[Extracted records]
* BEGIN *

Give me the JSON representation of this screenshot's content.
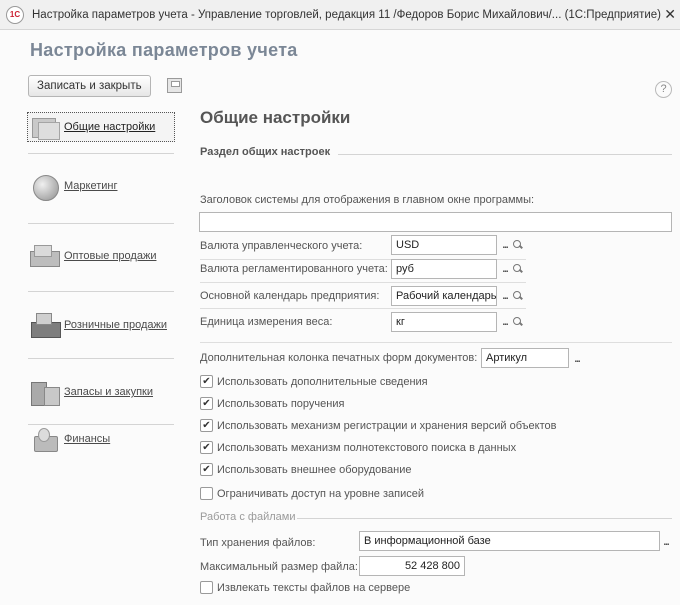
{
  "window": {
    "title": "Настройка параметров учета - Управление торговлей, редакция 11 /Федоров Борис Михайлович/... (1С:Предприятие)",
    "app_badge": "1С",
    "close_glyph": "✕"
  },
  "form": {
    "title": "Настройка параметров учета",
    "save_close_label": "Записать и закрыть",
    "help_glyph": "?"
  },
  "sidebar": {
    "items": [
      {
        "label": "Общие настройки",
        "icon": "general-settings-icon"
      },
      {
        "label": "Маркетинг",
        "icon": "marketing-icon"
      },
      {
        "label": "Оптовые продажи",
        "icon": "wholesale-icon"
      },
      {
        "label": "Розничные продажи",
        "icon": "retail-icon"
      },
      {
        "label": "Запасы и закупки",
        "icon": "stock-icon"
      },
      {
        "label": "Финансы",
        "icon": "finance-icon"
      }
    ]
  },
  "main": {
    "section_title": "Общие настройки",
    "group_title": "Раздел общих настроек",
    "system_title_label": "Заголовок системы для отображения в главном окне программы:",
    "system_title_value": "",
    "fields": [
      {
        "label": "Валюта управленческого учета:",
        "value": "USD"
      },
      {
        "label": "Валюта регламентированного учета:",
        "value": "руб"
      },
      {
        "label": "Основной календарь предприятия:",
        "value": "Рабочий календарь"
      },
      {
        "label": "Единица измерения веса:",
        "value": "кг"
      }
    ],
    "extra_column_label": "Дополнительная колонка печатных форм документов:",
    "extra_column_value": "Артикул",
    "checkboxes": [
      {
        "label": "Использовать дополнительные сведения",
        "checked": true
      },
      {
        "label": "Использовать поручения",
        "checked": true
      },
      {
        "label": "Использовать механизм регистрации и хранения версий объектов",
        "checked": true
      },
      {
        "label": "Использовать механизм полнотекстового поиска в данных",
        "checked": true
      },
      {
        "label": "Использовать внешнее оборудование",
        "checked": true
      },
      {
        "label": "Ограничивать доступ на уровне записей",
        "checked": false
      }
    ],
    "files": {
      "header": "Работа с файлами",
      "storage_label": "Тип хранения файлов:",
      "storage_value": "В информационной базе",
      "max_size_label": "Максимальный размер файла:",
      "max_size_value": "52 428 800",
      "extract_label": "Извлекать тексты файлов на сервере",
      "extract_checked": false
    },
    "check_glyph": "✔",
    "select_dots": "...",
    "search_glyph": "search"
  }
}
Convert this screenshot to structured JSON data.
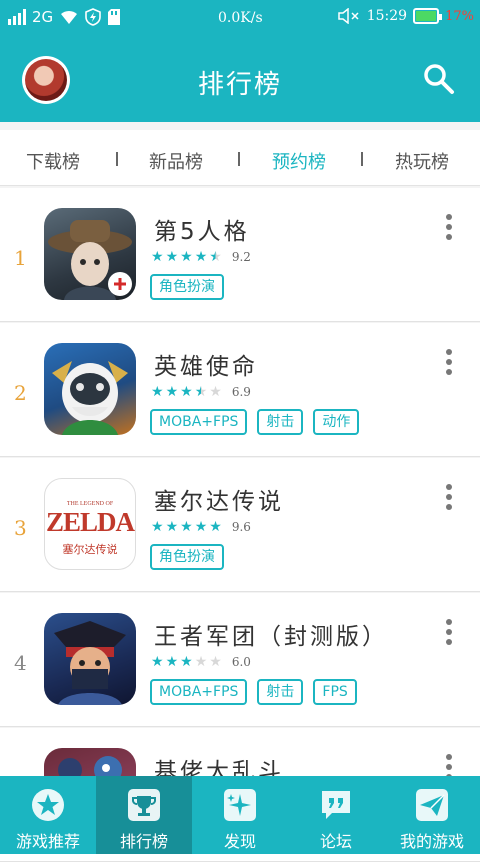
{
  "status_bar": {
    "network": "2G",
    "speed": "0.0K/s",
    "time": "15:29",
    "battery": "17%",
    "battery_level": 0.17
  },
  "app_bar": {
    "title": "排行榜"
  },
  "tabs": [
    {
      "label": "下载榜",
      "active": false
    },
    {
      "label": "新品榜",
      "active": false
    },
    {
      "label": "预约榜",
      "active": true
    },
    {
      "label": "热玩榜",
      "active": false
    }
  ],
  "games": [
    {
      "rank": "1",
      "name": "第5人格",
      "rating": 4.6,
      "score": "9.2",
      "tags": [
        "角色扮演"
      ]
    },
    {
      "rank": "2",
      "name": "英雄使命",
      "rating": 3.5,
      "score": "6.9",
      "tags": [
        "MOBA+FPS",
        "射击",
        "动作"
      ]
    },
    {
      "rank": "3",
      "name": "塞尔达传说",
      "rating": 4.8,
      "score": "9.6",
      "tags": [
        "角色扮演"
      ],
      "icon_text": [
        "ZELDA",
        "塞尔达传说",
        "THE LEGEND OF"
      ]
    },
    {
      "rank": "4",
      "name": "王者军团（封测版）",
      "rating": 3.0,
      "score": "6.0",
      "tags": [
        "MOBA+FPS",
        "射击",
        "FPS"
      ]
    },
    {
      "rank": "",
      "name": "基佬大乱斗",
      "rating": 0,
      "score": "",
      "tags": []
    }
  ],
  "bottom_nav": [
    {
      "label": "游戏推荐",
      "icon": "star-icon",
      "active": false
    },
    {
      "label": "排行榜",
      "icon": "trophy-icon",
      "active": true
    },
    {
      "label": "发现",
      "icon": "sparkle-icon",
      "active": false
    },
    {
      "label": "论坛",
      "icon": "chat-quote-icon",
      "active": false
    },
    {
      "label": "我的游戏",
      "icon": "paper-plane-icon",
      "active": false
    }
  ],
  "colors": {
    "accent": "#1bb5c1",
    "rank_top": "#e8a33a",
    "battery_text": "#ff3b30"
  }
}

* END *

From the material above, copy everything exactly but the pictures.

EXERCISE RESULT –
Give me the JSON representation of this screenshot's content.
{
  "window": {
    "title": "Настройка параметров учета - Управление торговлей, редакция 11 /Федоров Борис Михайлович/... (1С:Предприятие)",
    "app_badge": "1С",
    "close_glyph": "✕"
  },
  "form": {
    "title": "Настройка параметров учета",
    "save_close_label": "Записать и закрыть",
    "help_glyph": "?"
  },
  "sidebar": {
    "items": [
      {
        "label": "Общие настройки",
        "icon": "general-settings-icon"
      },
      {
        "label": "Маркетинг",
        "icon": "marketing-icon"
      },
      {
        "label": "Оптовые продажи",
        "icon": "wholesale-icon"
      },
      {
        "label": "Розничные продажи",
        "icon": "retail-icon"
      },
      {
        "label": "Запасы и закупки",
        "icon": "stock-icon"
      },
      {
        "label": "Финансы",
        "icon": "finance-icon"
      }
    ]
  },
  "main": {
    "section_title": "Общие настройки",
    "group_title": "Раздел общих настроек",
    "system_title_label": "Заголовок системы для отображения в главном окне программы:",
    "system_title_value": "",
    "fields": [
      {
        "label": "Валюта управленческого учета:",
        "value": "USD"
      },
      {
        "label": "Валюта регламентированного учета:",
        "value": "руб"
      },
      {
        "label": "Основной календарь предприятия:",
        "value": "Рабочий календарь"
      },
      {
        "label": "Единица измерения веса:",
        "value": "кг"
      }
    ],
    "extra_column_label": "Дополнительная колонка печатных форм документов:",
    "extra_column_value": "Артикул",
    "checkboxes": [
      {
        "label": "Использовать дополнительные сведения",
        "checked": true
      },
      {
        "label": "Использовать поручения",
        "checked": true
      },
      {
        "label": "Использовать механизм регистрации и хранения версий объектов",
        "checked": true
      },
      {
        "label": "Использовать механизм полнотекстового поиска в данных",
        "checked": true
      },
      {
        "label": "Использовать внешнее оборудование",
        "checked": true
      },
      {
        "label": "Ограничивать доступ на уровне записей",
        "checked": false
      }
    ],
    "files": {
      "header": "Работа с файлами",
      "storage_label": "Тип хранения файлов:",
      "storage_value": "В информационной базе",
      "max_size_label": "Максимальный размер файла:",
      "max_size_value": "52 428 800",
      "extract_label": "Извлекать тексты файлов на сервере",
      "extract_checked": false
    },
    "check_glyph": "✔",
    "select_dots": "...",
    "search_glyph": "search"
  }
}
Convert this screenshot to structured JSON data.
{
  "status_bar": {
    "network": "2G",
    "speed": "0.0K/s",
    "time": "15:29",
    "battery": "17%",
    "battery_level": 0.17
  },
  "app_bar": {
    "title": "排行榜"
  },
  "tabs": [
    {
      "label": "下载榜",
      "active": false
    },
    {
      "label": "新品榜",
      "active": false
    },
    {
      "label": "预约榜",
      "active": true
    },
    {
      "label": "热玩榜",
      "active": false
    }
  ],
  "games": [
    {
      "rank": "1",
      "name": "第5人格",
      "rating": 4.6,
      "score": "9.2",
      "tags": [
        "角色扮演"
      ]
    },
    {
      "rank": "2",
      "name": "英雄使命",
      "rating": 3.5,
      "score": "6.9",
      "tags": [
        "MOBA+FPS",
        "射击",
        "动作"
      ]
    },
    {
      "rank": "3",
      "name": "塞尔达传说",
      "rating": 4.8,
      "score": "9.6",
      "tags": [
        "角色扮演"
      ],
      "icon_text": [
        "ZELDA",
        "塞尔达传说",
        "THE LEGEND OF"
      ]
    },
    {
      "rank": "4",
      "name": "王者军团（封测版）",
      "rating": 3.0,
      "score": "6.0",
      "tags": [
        "MOBA+FPS",
        "射击",
        "FPS"
      ]
    },
    {
      "rank": "",
      "name": "基佬大乱斗",
      "rating": 0,
      "score": "",
      "tags": []
    }
  ],
  "bottom_nav": [
    {
      "label": "游戏推荐",
      "icon": "star-icon",
      "active": false
    },
    {
      "label": "排行榜",
      "icon": "trophy-icon",
      "active": true
    },
    {
      "label": "发现",
      "icon": "sparkle-icon",
      "active": false
    },
    {
      "label": "论坛",
      "icon": "chat-quote-icon",
      "active": false
    },
    {
      "label": "我的游戏",
      "icon": "paper-plane-icon",
      "active": false
    }
  ],
  "colors": {
    "accent": "#1bb5c1",
    "rank_top": "#e8a33a",
    "battery_text": "#ff3b30"
  }
}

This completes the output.